- _Task data_:
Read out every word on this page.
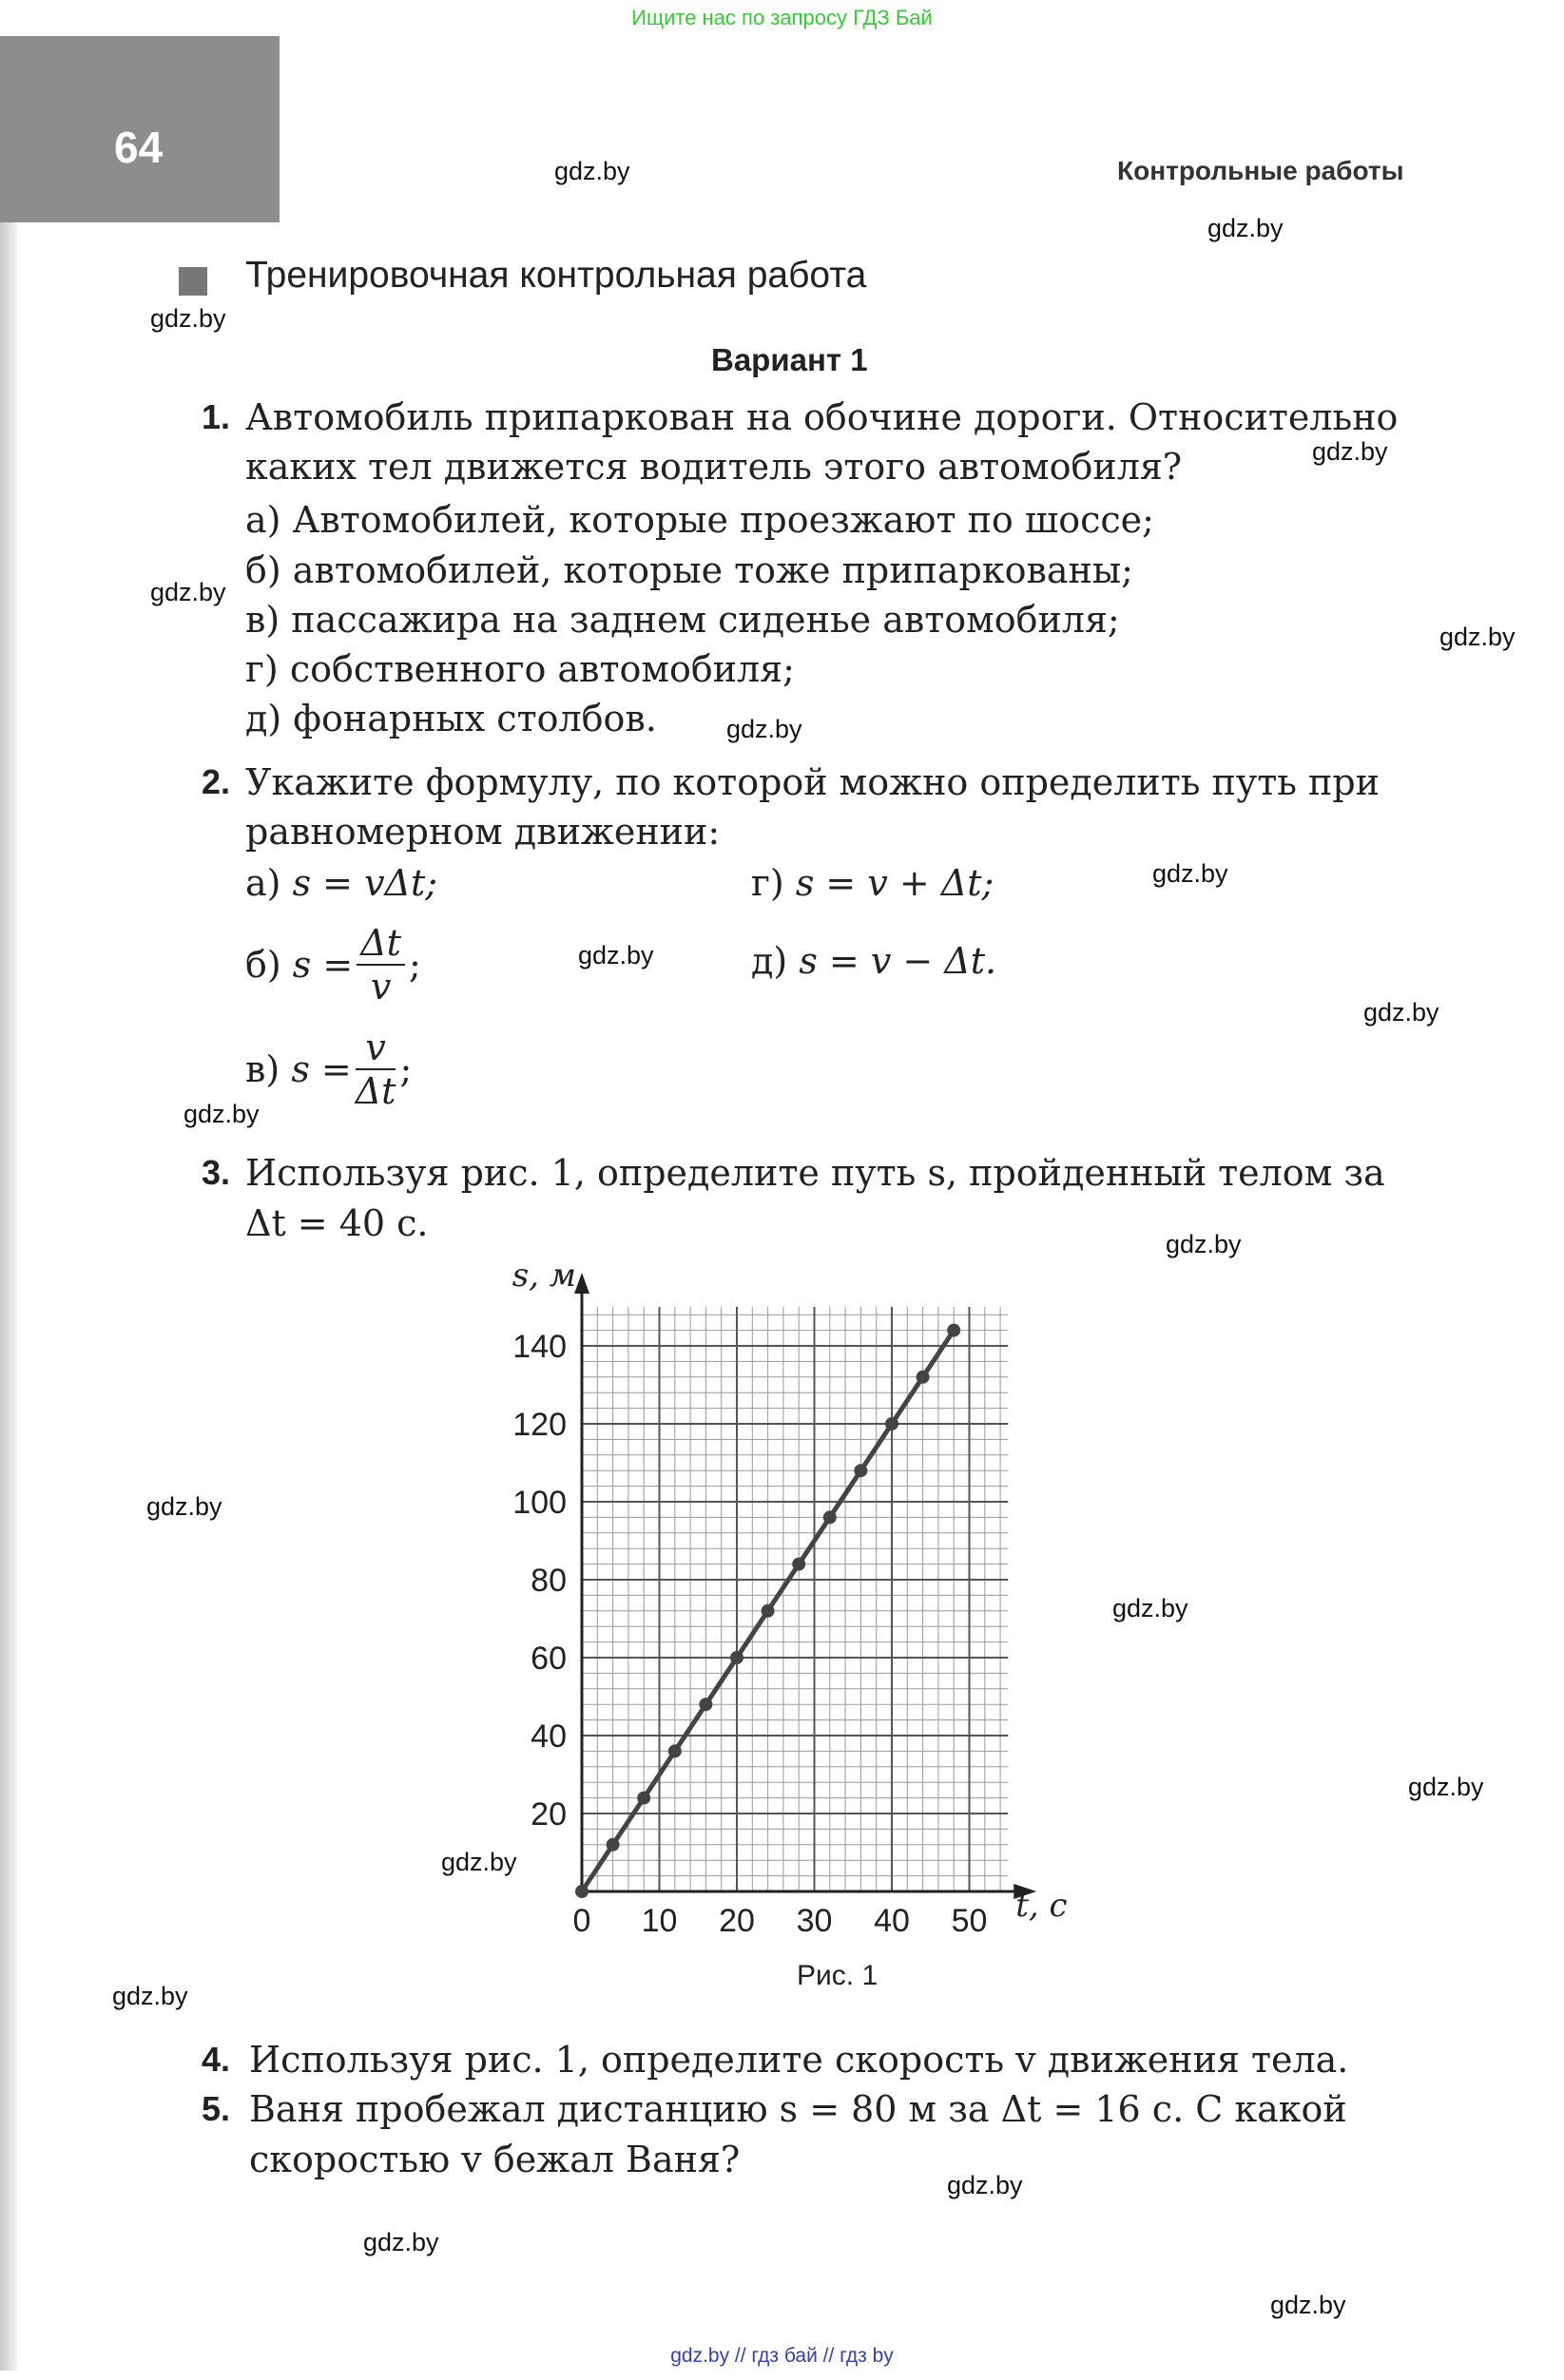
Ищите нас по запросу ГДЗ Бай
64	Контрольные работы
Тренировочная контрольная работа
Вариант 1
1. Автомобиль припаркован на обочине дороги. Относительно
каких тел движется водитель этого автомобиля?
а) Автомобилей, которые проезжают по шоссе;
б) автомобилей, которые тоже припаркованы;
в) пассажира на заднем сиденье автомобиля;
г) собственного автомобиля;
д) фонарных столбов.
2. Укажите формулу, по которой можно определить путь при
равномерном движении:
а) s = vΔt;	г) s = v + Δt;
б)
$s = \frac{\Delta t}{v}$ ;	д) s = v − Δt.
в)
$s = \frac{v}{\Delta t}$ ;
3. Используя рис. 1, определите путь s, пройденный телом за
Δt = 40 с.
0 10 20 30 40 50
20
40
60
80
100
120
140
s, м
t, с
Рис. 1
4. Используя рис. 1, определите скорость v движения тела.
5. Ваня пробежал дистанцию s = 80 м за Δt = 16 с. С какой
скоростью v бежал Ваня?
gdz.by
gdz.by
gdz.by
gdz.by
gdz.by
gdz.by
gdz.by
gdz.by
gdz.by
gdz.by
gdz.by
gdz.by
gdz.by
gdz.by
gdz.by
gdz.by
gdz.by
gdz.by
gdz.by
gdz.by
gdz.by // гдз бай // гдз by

...

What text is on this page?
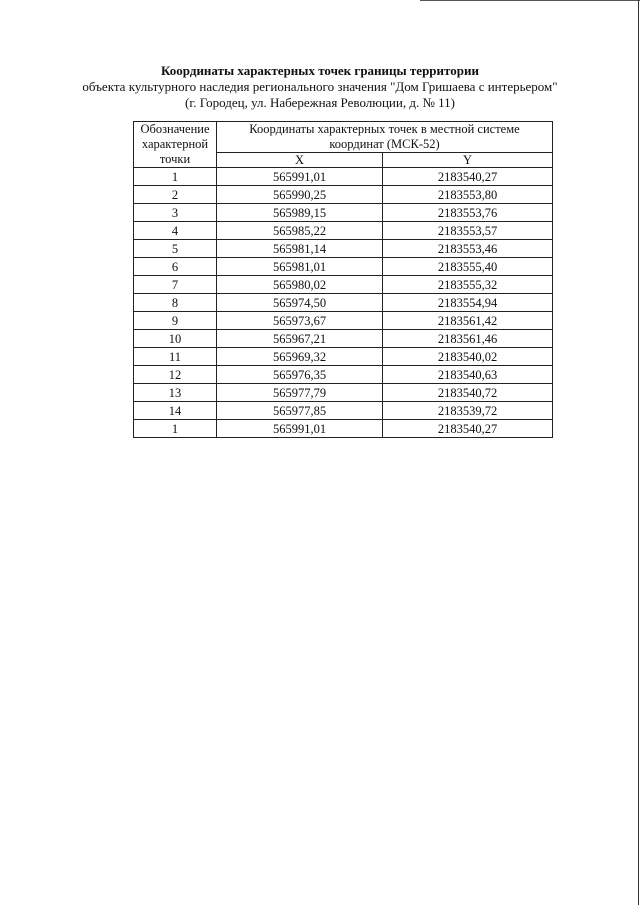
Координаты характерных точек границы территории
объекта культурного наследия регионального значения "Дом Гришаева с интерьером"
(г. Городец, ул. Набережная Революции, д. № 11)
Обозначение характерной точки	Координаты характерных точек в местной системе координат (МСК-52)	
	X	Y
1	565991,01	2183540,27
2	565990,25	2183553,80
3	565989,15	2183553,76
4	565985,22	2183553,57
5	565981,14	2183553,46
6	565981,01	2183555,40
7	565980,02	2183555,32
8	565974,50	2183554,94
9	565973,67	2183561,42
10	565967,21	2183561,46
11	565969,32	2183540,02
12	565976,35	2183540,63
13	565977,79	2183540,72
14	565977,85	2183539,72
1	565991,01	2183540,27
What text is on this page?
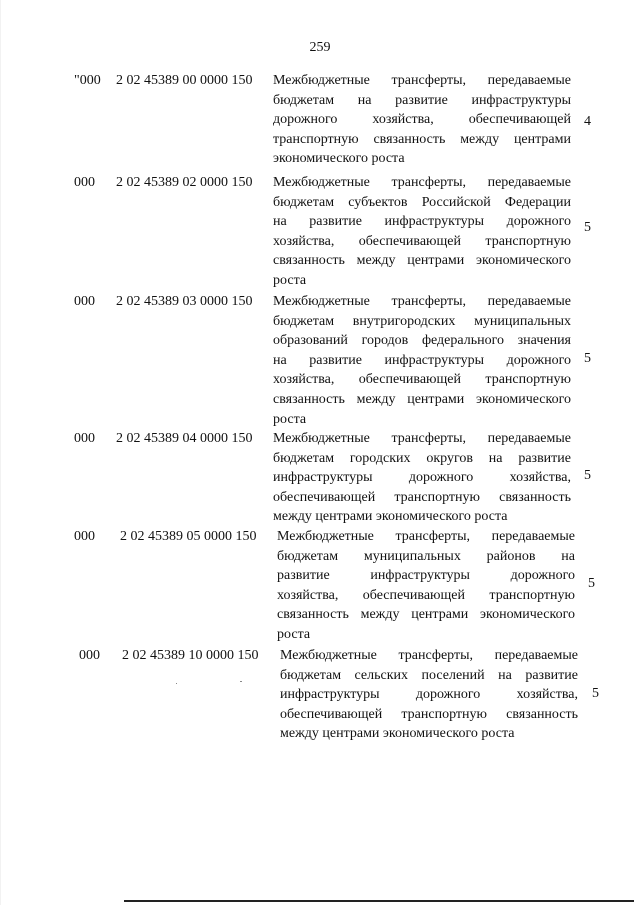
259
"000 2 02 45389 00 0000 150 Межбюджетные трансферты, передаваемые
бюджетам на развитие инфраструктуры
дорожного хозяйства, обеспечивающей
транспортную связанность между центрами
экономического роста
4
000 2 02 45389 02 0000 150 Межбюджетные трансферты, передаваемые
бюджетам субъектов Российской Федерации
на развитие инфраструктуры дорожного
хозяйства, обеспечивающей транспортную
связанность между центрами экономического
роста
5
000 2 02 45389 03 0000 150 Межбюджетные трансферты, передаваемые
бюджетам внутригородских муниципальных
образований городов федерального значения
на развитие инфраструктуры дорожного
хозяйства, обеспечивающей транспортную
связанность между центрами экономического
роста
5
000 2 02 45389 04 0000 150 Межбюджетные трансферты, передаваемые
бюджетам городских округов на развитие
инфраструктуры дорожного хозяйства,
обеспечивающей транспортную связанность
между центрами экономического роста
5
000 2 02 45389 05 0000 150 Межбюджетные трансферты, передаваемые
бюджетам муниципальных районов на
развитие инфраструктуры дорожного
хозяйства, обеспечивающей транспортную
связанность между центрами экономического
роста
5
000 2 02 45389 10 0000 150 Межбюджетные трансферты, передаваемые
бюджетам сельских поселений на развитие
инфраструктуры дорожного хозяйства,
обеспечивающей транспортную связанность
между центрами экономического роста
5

* * *

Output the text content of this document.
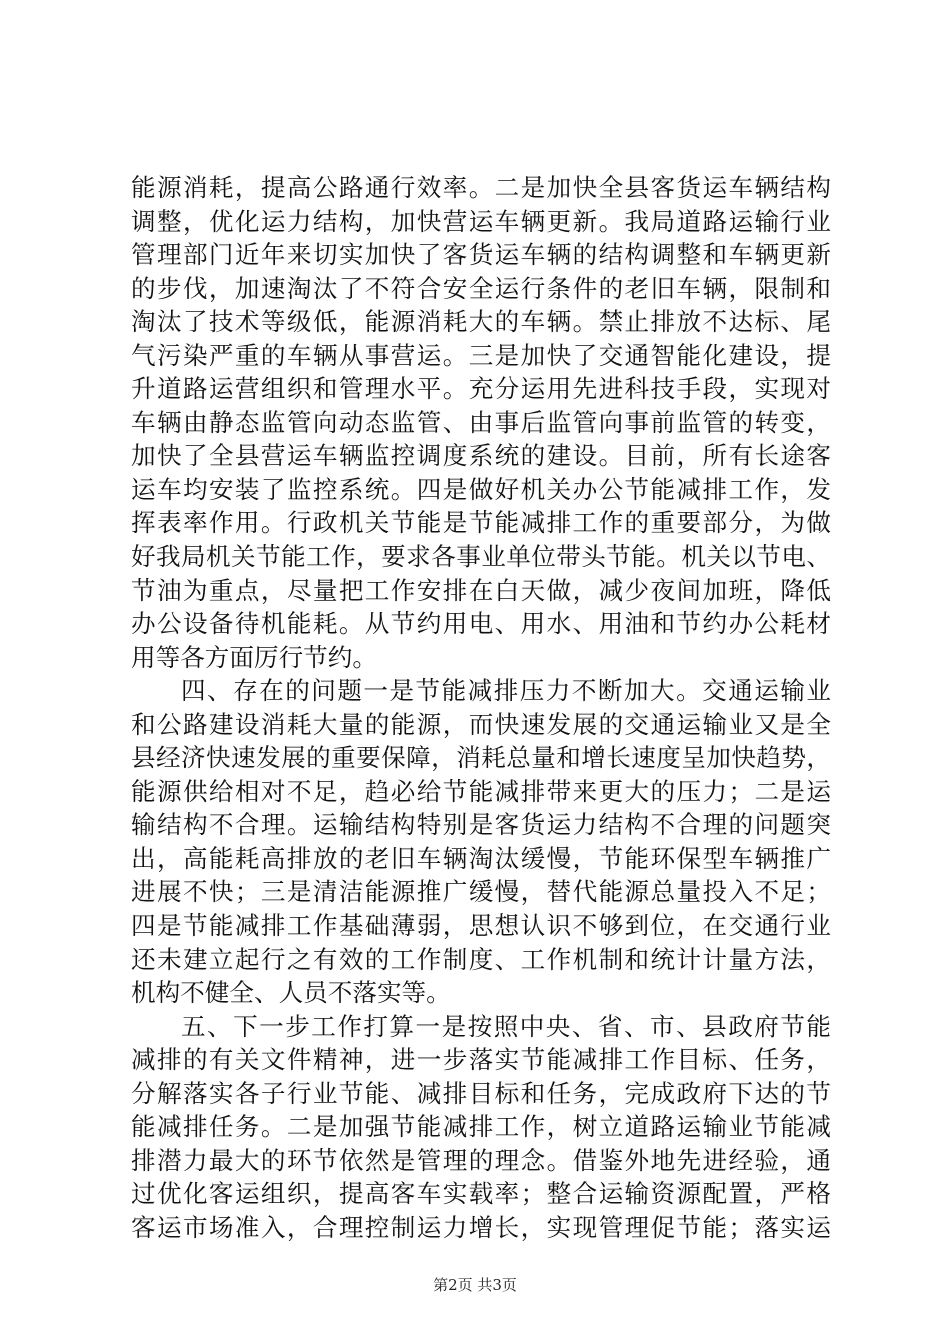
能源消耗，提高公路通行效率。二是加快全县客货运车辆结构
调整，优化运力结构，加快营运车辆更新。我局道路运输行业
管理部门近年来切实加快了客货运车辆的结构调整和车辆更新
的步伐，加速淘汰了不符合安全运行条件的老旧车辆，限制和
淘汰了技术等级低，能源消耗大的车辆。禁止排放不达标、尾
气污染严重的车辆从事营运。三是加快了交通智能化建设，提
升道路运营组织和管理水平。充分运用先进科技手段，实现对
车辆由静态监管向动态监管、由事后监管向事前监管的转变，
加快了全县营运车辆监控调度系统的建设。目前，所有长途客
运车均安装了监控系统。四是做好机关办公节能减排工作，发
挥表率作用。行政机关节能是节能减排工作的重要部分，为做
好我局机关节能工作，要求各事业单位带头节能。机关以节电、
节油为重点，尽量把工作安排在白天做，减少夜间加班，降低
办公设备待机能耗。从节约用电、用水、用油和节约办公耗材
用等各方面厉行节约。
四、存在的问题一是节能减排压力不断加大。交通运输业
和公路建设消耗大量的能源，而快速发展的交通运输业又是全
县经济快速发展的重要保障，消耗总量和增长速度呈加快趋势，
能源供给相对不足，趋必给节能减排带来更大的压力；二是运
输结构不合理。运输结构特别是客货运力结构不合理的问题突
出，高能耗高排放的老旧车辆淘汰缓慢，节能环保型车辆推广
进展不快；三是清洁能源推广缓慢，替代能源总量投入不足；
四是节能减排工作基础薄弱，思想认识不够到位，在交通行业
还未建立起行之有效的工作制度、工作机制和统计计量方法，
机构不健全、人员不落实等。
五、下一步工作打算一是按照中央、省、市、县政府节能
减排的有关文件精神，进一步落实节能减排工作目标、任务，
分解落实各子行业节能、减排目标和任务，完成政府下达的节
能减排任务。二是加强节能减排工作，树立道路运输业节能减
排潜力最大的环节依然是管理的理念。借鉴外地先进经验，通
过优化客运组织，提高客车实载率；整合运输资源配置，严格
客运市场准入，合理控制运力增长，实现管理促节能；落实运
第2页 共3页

- _Do this_:
Tally the lines holding the string "Межбюджетные" and give only the count.

- _Output for this task_:
6